◆ WRITTEN PROBLEM ◆
Find the word "BURTON" in the listing; pull out each line holding it.

◆ Figure contents as structured data ◆

= = = = = = =

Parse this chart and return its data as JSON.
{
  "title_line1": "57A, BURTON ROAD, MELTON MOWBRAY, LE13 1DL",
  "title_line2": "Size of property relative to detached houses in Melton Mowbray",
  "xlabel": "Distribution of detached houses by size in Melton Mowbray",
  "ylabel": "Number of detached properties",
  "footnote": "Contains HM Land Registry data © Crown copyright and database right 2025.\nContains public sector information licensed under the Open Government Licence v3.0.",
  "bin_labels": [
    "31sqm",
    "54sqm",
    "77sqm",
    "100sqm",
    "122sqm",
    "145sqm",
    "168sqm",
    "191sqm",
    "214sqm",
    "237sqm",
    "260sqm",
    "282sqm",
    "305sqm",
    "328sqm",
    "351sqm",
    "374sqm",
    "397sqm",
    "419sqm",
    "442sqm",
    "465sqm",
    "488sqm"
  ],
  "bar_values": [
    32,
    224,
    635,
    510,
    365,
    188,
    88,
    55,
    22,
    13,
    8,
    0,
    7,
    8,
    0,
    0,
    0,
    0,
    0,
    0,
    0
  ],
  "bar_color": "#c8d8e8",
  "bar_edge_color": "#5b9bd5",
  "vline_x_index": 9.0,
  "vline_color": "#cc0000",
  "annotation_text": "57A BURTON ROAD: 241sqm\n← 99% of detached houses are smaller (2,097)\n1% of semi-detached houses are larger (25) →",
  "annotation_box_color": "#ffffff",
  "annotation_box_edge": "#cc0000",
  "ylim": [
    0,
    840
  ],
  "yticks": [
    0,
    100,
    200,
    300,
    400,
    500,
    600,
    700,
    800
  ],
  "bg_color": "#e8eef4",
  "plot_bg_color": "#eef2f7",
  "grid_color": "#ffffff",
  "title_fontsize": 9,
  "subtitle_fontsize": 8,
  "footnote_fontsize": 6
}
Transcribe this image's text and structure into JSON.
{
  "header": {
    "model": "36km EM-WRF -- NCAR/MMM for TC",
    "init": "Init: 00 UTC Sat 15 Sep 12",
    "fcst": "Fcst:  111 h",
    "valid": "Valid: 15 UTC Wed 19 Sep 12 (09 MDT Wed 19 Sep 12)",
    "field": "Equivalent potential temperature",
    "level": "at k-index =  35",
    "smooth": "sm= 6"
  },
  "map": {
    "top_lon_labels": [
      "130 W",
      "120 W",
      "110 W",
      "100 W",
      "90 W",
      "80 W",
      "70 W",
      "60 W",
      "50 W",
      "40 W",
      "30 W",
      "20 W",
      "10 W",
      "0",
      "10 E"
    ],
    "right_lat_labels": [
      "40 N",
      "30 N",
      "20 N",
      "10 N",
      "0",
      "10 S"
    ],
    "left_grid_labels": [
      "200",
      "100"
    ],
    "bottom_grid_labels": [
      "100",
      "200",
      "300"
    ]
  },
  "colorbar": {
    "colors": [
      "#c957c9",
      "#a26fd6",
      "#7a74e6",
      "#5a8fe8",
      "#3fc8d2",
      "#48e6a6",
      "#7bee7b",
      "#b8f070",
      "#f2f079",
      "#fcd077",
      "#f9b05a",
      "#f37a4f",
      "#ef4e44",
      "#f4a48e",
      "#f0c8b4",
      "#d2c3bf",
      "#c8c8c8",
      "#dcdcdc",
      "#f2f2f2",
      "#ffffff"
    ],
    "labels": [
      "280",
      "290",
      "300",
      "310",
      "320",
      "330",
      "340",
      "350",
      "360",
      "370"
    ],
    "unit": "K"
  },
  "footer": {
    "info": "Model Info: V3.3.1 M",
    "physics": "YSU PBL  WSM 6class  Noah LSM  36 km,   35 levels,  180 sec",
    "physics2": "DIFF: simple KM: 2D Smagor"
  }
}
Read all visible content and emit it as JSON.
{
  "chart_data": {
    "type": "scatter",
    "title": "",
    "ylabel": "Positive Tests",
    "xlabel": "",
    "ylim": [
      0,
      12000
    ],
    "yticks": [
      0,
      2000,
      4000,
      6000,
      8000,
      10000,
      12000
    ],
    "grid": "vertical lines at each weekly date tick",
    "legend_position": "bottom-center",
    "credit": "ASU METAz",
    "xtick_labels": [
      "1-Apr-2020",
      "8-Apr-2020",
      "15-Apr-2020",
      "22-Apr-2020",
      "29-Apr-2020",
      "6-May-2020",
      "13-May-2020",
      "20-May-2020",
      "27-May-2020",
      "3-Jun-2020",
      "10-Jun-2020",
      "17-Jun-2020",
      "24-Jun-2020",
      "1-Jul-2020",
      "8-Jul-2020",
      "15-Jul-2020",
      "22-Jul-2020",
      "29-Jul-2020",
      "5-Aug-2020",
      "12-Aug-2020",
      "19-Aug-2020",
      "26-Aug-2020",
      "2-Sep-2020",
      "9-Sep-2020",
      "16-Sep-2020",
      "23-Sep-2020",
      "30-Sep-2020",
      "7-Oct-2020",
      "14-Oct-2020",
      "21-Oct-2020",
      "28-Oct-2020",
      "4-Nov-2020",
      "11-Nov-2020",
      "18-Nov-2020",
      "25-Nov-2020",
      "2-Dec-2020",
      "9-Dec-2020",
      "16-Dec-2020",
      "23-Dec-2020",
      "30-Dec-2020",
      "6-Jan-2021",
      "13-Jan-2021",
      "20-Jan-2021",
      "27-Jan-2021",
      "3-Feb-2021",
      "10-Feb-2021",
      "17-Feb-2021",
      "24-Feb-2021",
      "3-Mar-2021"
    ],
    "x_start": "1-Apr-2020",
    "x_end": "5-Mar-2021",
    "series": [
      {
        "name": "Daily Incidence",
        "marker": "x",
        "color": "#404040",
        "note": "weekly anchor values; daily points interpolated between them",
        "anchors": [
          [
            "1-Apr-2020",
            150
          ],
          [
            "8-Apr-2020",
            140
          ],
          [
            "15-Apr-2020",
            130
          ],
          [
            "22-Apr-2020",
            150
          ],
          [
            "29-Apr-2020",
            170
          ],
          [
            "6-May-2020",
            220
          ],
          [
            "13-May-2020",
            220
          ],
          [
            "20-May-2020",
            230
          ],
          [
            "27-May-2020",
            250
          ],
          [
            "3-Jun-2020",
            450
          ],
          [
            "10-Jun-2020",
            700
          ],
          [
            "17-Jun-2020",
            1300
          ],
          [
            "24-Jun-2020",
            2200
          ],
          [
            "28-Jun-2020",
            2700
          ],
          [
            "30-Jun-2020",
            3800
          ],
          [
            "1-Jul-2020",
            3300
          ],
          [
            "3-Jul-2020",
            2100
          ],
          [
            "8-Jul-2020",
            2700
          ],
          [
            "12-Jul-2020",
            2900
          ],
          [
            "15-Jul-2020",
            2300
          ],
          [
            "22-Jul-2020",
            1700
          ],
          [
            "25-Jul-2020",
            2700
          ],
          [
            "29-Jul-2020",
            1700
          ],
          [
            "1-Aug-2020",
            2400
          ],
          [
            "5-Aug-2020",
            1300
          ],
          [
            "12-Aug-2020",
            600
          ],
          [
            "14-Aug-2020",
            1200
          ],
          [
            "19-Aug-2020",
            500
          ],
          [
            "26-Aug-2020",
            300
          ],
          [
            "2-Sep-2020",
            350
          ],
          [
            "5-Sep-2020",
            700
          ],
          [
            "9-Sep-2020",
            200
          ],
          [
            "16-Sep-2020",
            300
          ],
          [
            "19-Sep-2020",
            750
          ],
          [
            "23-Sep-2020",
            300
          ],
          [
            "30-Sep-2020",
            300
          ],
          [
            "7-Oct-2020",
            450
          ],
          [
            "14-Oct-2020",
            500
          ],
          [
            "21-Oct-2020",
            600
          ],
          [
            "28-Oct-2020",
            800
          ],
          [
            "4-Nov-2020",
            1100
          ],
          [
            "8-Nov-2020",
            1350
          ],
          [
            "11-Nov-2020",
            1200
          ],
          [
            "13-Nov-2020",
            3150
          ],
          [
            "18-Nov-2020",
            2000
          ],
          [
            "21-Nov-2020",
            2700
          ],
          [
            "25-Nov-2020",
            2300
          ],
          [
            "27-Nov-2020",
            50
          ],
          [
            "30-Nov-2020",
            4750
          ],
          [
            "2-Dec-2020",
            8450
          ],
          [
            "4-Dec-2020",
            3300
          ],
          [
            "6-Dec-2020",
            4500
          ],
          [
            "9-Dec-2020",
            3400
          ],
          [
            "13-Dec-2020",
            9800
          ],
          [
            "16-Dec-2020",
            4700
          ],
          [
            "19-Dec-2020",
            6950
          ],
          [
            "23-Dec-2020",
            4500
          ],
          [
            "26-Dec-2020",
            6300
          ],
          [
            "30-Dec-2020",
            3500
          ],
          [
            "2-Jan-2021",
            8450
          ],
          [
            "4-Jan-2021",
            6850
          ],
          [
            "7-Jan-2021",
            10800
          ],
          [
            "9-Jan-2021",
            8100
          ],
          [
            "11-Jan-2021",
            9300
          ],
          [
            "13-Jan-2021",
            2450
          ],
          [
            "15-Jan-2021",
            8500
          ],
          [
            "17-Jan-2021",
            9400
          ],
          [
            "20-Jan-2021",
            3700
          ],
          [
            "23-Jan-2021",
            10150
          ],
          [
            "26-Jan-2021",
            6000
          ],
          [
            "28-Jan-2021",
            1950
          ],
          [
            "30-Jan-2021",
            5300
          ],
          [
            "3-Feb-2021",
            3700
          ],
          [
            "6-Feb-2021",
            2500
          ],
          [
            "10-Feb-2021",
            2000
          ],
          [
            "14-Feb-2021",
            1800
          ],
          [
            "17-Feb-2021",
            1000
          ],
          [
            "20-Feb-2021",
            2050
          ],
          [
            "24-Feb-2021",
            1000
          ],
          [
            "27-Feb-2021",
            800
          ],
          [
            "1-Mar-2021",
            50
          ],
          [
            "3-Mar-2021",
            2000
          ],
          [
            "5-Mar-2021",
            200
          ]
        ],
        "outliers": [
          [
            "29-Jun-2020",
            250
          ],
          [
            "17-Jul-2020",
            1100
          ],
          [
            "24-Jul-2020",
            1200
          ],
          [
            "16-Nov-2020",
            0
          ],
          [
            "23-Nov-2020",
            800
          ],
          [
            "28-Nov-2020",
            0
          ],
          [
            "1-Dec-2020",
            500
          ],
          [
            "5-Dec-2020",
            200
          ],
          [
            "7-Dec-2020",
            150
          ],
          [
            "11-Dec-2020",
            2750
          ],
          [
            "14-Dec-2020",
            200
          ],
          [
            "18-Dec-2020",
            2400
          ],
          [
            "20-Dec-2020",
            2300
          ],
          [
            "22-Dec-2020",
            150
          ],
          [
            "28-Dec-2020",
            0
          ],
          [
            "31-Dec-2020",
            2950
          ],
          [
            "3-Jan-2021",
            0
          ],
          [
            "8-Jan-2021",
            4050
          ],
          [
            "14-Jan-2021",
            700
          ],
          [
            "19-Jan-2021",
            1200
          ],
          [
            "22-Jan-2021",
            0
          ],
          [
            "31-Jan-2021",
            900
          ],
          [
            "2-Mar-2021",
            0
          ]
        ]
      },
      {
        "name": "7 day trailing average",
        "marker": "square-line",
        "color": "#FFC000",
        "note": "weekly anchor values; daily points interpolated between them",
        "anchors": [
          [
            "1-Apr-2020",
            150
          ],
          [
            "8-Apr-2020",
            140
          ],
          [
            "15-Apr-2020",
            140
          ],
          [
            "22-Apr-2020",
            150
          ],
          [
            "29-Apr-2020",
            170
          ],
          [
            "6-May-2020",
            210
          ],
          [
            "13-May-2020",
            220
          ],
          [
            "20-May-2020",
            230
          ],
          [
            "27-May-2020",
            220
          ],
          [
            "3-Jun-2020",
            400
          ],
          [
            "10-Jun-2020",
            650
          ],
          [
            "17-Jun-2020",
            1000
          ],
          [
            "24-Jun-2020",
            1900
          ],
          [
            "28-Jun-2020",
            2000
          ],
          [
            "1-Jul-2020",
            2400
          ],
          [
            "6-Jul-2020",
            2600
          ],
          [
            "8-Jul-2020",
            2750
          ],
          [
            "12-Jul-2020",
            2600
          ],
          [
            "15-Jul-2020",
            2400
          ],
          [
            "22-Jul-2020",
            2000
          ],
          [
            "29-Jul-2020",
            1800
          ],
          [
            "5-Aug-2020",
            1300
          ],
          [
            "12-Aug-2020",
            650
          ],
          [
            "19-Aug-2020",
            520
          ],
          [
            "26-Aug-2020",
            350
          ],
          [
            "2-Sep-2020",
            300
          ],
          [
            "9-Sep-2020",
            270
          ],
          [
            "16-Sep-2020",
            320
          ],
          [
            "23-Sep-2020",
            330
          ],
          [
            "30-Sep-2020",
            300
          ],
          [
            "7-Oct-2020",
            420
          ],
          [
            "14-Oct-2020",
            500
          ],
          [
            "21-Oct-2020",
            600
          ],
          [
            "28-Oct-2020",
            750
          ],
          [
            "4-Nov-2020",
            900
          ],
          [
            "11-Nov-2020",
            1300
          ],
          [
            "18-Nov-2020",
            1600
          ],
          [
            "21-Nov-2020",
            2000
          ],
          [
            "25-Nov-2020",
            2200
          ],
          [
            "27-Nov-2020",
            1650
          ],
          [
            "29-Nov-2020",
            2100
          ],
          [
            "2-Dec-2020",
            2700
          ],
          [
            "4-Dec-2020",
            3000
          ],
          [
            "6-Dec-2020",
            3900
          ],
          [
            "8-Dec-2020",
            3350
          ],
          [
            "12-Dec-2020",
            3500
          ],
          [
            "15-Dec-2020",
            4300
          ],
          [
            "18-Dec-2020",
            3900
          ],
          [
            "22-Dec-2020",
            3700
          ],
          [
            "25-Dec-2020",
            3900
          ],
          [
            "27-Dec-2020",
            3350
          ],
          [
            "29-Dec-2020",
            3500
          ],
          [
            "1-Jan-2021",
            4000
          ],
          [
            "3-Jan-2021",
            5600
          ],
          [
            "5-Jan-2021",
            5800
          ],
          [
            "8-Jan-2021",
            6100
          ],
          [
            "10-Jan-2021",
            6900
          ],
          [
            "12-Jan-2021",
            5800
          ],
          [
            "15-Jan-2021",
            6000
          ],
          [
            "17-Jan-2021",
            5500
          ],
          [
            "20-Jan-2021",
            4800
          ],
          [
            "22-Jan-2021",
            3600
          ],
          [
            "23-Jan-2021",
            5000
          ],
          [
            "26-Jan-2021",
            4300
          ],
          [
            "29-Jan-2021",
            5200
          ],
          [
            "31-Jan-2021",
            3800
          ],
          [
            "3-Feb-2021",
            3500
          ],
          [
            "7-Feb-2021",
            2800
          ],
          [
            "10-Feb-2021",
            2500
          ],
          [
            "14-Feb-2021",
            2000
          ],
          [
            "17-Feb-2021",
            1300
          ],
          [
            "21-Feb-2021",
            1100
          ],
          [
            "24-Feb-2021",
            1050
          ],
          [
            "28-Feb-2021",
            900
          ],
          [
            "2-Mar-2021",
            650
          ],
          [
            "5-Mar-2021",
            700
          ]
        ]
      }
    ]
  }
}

= = = = = = =

◆ FINAL ANSWER ◆
  "title_line1": "57A, BURTON ROAD, MELTON MOWBRAY, LE13 1DL",
  "annotation_text": "57A BURTON ROAD: 241sqm\n← 99% of detached houses are smaller (2,097)\n1% of semi-detached houses are larger (25) →",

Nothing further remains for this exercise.